## MATERIAL SHOWN
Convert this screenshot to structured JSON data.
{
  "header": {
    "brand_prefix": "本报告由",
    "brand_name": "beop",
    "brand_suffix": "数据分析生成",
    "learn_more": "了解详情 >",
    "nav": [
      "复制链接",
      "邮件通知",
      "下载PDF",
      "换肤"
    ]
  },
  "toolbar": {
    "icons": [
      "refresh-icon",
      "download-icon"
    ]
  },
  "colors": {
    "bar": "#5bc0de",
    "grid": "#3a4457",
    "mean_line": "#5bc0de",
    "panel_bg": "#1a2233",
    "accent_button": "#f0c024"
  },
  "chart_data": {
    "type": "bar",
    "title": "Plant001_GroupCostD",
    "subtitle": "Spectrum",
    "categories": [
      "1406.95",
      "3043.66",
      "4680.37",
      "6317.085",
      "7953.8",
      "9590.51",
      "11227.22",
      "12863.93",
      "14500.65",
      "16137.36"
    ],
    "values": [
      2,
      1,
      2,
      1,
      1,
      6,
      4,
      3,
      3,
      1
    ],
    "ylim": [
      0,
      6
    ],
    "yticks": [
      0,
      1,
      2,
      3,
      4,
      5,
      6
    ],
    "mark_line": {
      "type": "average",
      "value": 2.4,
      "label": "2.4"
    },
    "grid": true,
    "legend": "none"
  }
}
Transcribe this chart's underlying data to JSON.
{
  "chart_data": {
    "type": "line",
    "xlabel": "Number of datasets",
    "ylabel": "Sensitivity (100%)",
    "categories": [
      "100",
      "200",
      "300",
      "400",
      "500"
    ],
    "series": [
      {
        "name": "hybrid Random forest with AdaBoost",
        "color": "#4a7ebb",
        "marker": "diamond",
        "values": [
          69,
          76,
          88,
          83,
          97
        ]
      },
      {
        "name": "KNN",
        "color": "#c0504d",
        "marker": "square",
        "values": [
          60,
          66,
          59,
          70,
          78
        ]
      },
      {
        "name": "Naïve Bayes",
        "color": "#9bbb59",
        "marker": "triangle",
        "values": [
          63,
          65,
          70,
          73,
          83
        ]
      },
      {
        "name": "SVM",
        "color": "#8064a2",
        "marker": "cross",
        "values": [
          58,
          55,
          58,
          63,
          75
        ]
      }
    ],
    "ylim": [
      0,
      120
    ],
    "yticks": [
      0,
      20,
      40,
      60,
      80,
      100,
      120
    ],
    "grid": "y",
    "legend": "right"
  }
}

## SHORT PROBLEM
Output every entry shown above, exactly.

## TASK OUTPUT
Convert this screenshot to structured JSON data.
{
  "header": {
    "brand_prefix": "本报告由",
    "brand_name": "beop",
    "brand_suffix": "数据分析生成",
    "learn_more": "了解详情 >",
    "nav": [
      "复制链接",
      "邮件通知",
      "下载PDF",
      "换肤"
    ]
  },
  "toolbar": {
    "icons": [
      "refresh-icon",
      "download-icon"
    ]
  },
  "colors": {
    "bar": "#5bc0de",
    "grid": "#3a4457",
    "mean_line": "#5bc0de",
    "panel_bg": "#1a2233",
    "accent_button": "#f0c024"
  },
  "chart_data": {
    "type": "bar",
    "title": "Plant001_GroupCostD",
    "subtitle": "Spectrum",
    "categories": [
      "1406.95",
      "3043.66",
      "4680.37",
      "6317.085",
      "7953.8",
      "9590.51",
      "11227.22",
      "12863.93",
      "14500.65",
      "16137.36"
    ],
    "values": [
      2,
      1,
      2,
      1,
      1,
      6,
      4,
      3,
      3,
      1
    ],
    "ylim": [
      0,
      6
    ],
    "yticks": [
      0,
      1,
      2,
      3,
      4,
      5,
      6
    ],
    "mark_line": {
      "type": "average",
      "value": 2.4,
      "label": "2.4"
    },
    "grid": true,
    "legend": "none"
  }
}
Transcribe this chart's underlying data to JSON.
{
  "chart_data": {
    "type": "line",
    "xlabel": "Number of datasets",
    "ylabel": "Sensitivity (100%)",
    "categories": [
      "100",
      "200",
      "300",
      "400",
      "500"
    ],
    "series": [
      {
        "name": "hybrid Random forest with AdaBoost",
        "color": "#4a7ebb",
        "marker": "diamond",
        "values": [
          69,
          76,
          88,
          83,
          97
        ]
      },
      {
        "name": "KNN",
        "color": "#c0504d",
        "marker": "square",
        "values": [
          60,
          66,
          59,
          70,
          78
        ]
      },
      {
        "name": "Naïve Bayes",
        "color": "#9bbb59",
        "marker": "triangle",
        "values": [
          63,
          65,
          70,
          73,
          83
        ]
      },
      {
        "name": "SVM",
        "color": "#8064a2",
        "marker": "cross",
        "values": [
          58,
          55,
          58,
          63,
          75
        ]
      }
    ],
    "ylim": [
      0,
      120
    ],
    "yticks": [
      0,
      20,
      40,
      60,
      80,
      100,
      120
    ],
    "grid": "y",
    "legend": "right"
  }
}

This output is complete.